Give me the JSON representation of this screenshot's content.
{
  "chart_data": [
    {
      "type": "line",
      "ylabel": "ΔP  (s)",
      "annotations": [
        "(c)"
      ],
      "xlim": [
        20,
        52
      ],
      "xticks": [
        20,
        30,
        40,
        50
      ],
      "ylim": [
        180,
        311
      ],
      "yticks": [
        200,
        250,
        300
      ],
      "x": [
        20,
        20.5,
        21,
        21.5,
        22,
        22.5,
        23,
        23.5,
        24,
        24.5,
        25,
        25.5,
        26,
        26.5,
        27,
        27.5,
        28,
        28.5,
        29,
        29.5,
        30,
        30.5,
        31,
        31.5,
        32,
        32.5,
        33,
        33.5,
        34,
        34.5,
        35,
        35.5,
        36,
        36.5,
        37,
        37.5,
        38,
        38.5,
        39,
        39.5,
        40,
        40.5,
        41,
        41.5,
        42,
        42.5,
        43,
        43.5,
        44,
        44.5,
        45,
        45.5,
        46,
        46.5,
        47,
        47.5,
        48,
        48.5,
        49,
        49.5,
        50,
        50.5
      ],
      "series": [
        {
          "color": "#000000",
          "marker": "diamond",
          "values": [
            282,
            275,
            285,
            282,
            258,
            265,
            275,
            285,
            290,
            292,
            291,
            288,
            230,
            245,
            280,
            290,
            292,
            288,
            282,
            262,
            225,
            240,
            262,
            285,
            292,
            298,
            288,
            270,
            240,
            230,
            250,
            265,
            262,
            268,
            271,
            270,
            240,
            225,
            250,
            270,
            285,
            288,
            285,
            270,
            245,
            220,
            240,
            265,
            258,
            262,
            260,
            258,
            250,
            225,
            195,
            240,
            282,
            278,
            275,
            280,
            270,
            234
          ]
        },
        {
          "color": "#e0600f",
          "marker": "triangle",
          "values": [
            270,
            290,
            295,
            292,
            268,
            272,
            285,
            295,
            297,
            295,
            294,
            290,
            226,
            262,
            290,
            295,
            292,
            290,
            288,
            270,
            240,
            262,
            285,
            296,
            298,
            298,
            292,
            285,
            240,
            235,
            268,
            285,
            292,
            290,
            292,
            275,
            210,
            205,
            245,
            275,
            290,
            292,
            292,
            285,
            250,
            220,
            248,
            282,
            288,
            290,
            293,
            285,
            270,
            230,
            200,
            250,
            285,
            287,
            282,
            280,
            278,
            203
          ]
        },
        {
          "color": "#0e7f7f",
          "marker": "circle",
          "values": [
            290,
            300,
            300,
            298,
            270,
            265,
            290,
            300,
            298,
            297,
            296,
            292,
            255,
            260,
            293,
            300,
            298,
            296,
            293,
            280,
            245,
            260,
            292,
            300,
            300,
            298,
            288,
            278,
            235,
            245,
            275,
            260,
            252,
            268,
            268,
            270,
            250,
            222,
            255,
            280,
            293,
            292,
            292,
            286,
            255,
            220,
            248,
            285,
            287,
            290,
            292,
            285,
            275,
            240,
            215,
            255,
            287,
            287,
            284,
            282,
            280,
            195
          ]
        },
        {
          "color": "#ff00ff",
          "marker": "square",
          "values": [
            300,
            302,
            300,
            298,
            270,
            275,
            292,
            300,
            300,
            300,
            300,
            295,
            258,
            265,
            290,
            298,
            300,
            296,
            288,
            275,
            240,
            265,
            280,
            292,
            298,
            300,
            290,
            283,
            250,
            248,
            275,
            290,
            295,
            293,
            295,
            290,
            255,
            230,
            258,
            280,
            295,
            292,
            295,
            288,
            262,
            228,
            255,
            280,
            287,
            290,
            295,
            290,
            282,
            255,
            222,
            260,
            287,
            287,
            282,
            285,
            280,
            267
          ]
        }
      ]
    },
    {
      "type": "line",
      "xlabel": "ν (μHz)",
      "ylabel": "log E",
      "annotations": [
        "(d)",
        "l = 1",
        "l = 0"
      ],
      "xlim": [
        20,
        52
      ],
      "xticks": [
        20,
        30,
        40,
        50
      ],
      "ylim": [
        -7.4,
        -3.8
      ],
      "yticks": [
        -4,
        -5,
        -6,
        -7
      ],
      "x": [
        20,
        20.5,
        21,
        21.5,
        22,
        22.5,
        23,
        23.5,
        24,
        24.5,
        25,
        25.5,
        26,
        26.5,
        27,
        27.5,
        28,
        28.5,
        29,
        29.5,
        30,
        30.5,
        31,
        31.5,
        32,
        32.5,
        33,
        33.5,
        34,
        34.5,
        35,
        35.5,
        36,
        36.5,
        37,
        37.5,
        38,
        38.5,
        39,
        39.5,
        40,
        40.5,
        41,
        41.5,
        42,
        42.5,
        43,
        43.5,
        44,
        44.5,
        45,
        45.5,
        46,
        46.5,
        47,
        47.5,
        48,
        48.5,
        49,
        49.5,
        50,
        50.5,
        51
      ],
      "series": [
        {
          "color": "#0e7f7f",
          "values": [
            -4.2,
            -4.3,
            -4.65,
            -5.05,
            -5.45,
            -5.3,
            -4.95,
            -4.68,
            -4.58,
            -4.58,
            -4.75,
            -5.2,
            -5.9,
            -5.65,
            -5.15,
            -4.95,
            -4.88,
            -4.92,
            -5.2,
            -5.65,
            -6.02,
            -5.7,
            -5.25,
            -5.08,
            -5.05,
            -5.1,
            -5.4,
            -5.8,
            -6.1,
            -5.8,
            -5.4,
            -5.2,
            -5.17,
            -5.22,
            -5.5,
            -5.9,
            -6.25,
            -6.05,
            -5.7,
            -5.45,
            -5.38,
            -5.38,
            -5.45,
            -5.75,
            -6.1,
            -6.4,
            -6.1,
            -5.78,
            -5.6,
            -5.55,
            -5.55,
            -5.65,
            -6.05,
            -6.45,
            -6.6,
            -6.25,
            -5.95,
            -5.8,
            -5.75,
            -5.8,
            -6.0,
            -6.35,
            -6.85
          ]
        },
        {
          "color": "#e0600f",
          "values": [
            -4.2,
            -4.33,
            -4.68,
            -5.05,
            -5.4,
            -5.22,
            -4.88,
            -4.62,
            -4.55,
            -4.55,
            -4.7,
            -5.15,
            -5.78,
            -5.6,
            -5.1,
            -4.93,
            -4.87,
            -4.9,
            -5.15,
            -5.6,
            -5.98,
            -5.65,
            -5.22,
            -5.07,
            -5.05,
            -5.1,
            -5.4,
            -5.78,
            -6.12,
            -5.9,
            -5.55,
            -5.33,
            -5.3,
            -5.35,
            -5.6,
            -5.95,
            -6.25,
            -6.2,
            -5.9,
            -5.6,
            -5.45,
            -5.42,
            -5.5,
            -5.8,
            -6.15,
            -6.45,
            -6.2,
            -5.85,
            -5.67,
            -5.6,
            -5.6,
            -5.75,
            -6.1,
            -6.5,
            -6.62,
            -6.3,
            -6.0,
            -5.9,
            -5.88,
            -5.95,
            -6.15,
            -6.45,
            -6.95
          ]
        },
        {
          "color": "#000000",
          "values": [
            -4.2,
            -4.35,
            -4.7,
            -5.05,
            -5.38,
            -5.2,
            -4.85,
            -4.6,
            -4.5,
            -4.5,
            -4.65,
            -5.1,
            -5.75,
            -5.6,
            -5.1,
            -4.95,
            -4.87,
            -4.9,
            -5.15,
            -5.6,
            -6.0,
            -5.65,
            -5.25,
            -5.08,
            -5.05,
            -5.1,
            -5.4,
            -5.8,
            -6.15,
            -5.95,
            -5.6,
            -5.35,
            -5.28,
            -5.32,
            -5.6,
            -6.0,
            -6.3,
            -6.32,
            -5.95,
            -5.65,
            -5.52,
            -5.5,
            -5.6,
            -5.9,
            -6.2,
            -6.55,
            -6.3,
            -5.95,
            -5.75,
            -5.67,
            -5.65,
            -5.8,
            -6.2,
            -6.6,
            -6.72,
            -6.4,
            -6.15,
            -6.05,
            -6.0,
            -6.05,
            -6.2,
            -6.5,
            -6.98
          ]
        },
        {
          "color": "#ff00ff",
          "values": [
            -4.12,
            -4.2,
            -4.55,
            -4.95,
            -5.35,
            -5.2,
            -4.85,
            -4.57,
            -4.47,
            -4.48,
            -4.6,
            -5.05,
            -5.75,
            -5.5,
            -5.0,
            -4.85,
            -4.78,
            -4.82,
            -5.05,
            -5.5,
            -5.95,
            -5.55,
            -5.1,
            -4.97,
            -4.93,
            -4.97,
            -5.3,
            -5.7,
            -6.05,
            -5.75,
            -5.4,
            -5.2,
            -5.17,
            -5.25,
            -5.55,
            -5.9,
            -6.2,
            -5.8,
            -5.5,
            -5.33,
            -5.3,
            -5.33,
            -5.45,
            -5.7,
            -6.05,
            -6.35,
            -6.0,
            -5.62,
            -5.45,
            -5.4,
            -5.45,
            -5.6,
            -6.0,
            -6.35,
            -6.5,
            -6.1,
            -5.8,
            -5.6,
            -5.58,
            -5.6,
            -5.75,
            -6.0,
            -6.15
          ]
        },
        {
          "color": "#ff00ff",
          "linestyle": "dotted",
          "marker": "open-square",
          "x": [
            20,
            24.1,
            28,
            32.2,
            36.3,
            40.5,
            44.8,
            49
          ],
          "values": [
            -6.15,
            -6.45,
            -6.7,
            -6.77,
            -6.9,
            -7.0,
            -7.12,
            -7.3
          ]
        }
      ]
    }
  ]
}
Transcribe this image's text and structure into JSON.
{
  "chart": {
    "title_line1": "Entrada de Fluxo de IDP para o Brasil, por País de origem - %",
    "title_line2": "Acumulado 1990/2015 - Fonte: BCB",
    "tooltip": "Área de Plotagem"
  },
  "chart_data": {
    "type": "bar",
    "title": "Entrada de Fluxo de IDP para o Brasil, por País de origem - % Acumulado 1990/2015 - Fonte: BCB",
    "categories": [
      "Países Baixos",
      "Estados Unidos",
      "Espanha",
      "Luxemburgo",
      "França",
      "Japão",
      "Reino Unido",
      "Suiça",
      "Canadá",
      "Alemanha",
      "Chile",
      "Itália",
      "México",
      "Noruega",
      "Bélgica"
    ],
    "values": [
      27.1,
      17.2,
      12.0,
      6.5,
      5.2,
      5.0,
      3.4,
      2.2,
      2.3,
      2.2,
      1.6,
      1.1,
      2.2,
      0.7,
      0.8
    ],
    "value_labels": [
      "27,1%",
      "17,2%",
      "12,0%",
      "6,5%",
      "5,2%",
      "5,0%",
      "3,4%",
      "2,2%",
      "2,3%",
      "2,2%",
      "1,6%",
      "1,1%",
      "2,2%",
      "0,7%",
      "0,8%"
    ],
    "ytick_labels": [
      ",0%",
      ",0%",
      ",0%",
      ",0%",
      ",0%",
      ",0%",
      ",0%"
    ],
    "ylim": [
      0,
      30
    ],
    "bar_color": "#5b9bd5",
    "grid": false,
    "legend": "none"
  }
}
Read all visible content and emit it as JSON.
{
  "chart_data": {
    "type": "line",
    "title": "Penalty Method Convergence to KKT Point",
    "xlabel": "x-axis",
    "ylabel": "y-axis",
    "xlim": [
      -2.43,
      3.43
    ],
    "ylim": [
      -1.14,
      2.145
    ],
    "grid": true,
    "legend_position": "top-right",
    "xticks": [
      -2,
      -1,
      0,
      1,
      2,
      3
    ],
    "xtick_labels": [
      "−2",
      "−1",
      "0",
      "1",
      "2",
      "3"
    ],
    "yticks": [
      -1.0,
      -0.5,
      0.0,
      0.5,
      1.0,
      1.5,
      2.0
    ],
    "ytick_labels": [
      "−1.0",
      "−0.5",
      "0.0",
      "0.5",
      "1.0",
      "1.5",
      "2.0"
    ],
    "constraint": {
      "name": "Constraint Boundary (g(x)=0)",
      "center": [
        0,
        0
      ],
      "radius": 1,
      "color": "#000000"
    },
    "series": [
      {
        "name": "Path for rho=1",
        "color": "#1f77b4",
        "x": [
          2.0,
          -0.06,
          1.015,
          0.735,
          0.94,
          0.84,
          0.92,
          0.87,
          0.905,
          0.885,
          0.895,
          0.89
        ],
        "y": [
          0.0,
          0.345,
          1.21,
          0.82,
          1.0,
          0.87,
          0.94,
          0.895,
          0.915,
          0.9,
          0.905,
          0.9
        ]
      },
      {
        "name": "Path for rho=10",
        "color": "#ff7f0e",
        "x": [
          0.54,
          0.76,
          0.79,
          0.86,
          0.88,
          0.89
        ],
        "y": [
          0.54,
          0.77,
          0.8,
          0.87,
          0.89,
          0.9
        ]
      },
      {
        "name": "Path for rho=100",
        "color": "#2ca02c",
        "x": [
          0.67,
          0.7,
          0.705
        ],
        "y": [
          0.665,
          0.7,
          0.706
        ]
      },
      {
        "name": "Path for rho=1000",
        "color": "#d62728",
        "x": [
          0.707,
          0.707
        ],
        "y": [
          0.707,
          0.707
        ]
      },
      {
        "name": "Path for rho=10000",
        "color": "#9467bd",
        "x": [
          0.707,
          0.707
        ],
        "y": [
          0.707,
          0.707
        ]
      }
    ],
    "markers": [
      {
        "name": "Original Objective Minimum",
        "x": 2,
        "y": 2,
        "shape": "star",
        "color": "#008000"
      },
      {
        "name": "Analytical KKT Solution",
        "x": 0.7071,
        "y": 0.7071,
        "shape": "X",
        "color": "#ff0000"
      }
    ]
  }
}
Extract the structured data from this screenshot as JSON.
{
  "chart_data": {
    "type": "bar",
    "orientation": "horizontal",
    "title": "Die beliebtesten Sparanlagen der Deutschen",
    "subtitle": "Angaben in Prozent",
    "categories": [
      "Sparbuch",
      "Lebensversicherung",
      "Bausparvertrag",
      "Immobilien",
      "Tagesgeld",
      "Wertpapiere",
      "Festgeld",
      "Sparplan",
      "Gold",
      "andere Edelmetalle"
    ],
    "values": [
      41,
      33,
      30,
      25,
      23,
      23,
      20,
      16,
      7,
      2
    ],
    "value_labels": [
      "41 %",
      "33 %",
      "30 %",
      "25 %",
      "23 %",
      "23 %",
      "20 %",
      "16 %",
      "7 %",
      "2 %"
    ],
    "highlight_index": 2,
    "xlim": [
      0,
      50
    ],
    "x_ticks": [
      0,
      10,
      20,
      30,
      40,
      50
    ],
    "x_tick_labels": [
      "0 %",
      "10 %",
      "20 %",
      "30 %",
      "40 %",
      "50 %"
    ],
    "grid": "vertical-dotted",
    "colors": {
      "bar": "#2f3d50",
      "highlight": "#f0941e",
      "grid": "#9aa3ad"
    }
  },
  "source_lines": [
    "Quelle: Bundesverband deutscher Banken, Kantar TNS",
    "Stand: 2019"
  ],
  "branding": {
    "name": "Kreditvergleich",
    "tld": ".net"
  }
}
•••••
Select from the material above each line in which the string "JSON" appears, and list those lines.

| Expected output |
Give me the JSON representation of this screenshot's content.
Transcribe this image's text and structure into JSON.
Read all visible content and emit it as JSON.
Extract the structured data from this screenshot as JSON.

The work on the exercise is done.